→ **GIVEN INSTRUCTION**
Only lines holding the word "icon" should be copied from the material.

→ **RECORDS FOR THIS EXERCISE**
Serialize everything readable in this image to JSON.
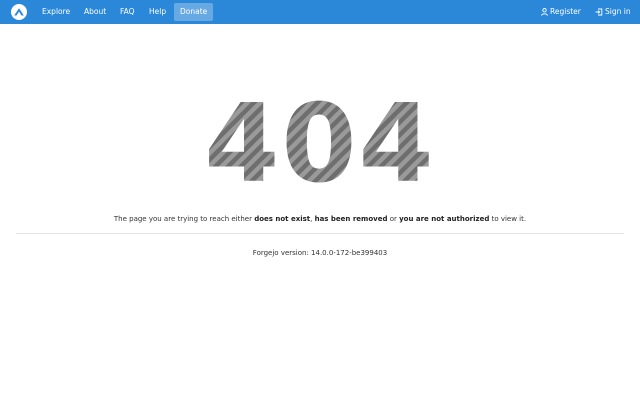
{
  "navbar": {
    "background": "#2b88d8",
    "logo_icon": "forgejo-logo-icon",
    "items": [
      {
        "label": "Explore"
      },
      {
        "label": "About"
      },
      {
        "label": "FAQ"
      },
      {
        "label": "Help"
      },
      {
        "label": "Donate",
        "active": true
      }
    ],
    "register_label": "Register",
    "register_icon": "person-icon",
    "signin_label": "Sign in",
    "signin_icon": "sign-in-icon"
  },
  "error": {
    "code": "404",
    "message_parts": [
      {
        "text": "The page you are trying to reach either ",
        "bold": false
      },
      {
        "text": "does not exist",
        "bold": true
      },
      {
        "text": ", ",
        "bold": false
      },
      {
        "text": "has been removed",
        "bold": true
      },
      {
        "text": " or ",
        "bold": false
      },
      {
        "text": "you are not authorized",
        "bold": true
      },
      {
        "text": " to view it.",
        "bold": false
      }
    ]
  },
  "footer": {
    "version": "Forgejo version: 14.0.0-172-be399403"
  }
}
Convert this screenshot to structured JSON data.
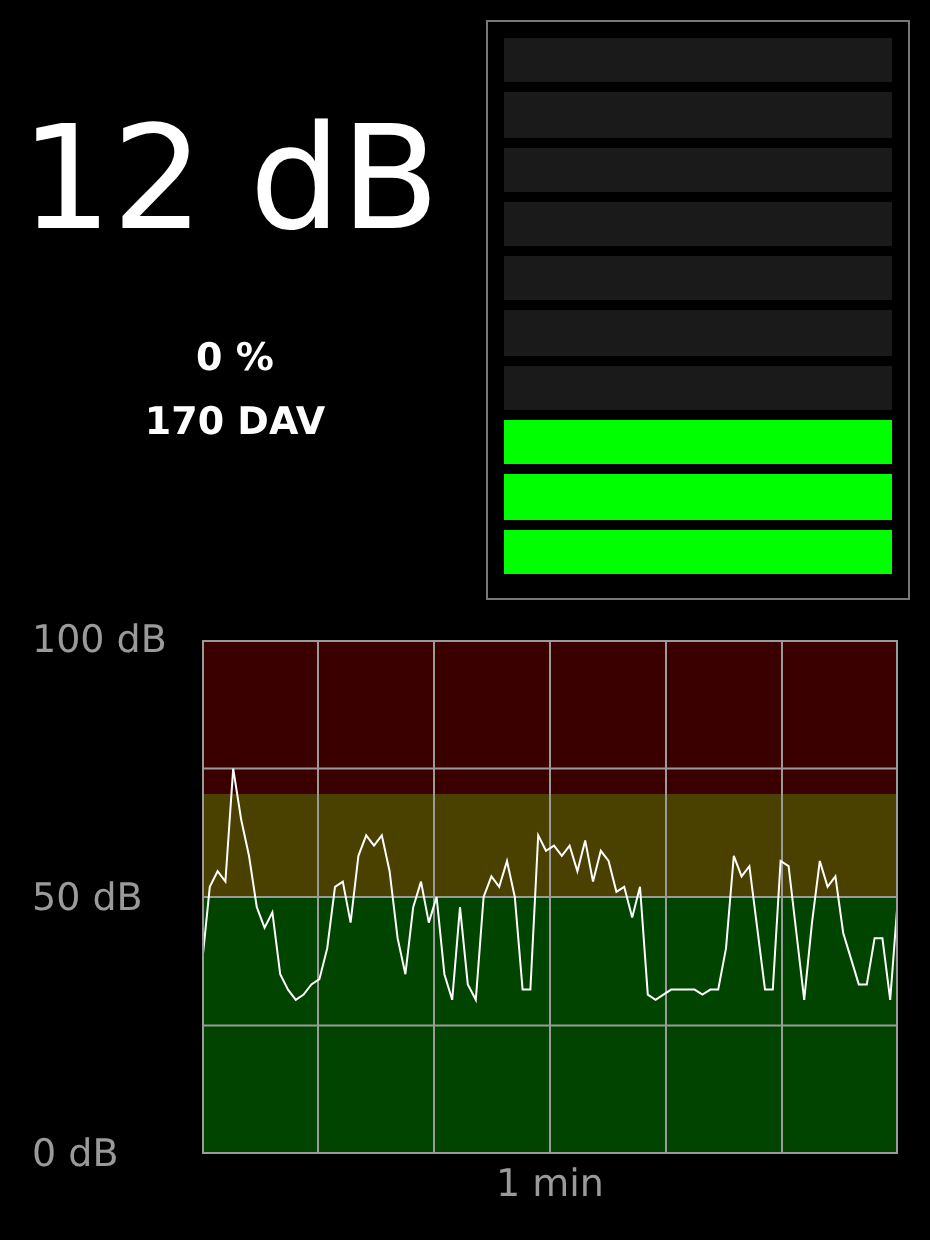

→ **REPLY TO THE TASK**
    "logo_icon": "forgejo-logo-icon",
    "register_icon": "person-icon",
    "signin_icon": "sign-in-icon"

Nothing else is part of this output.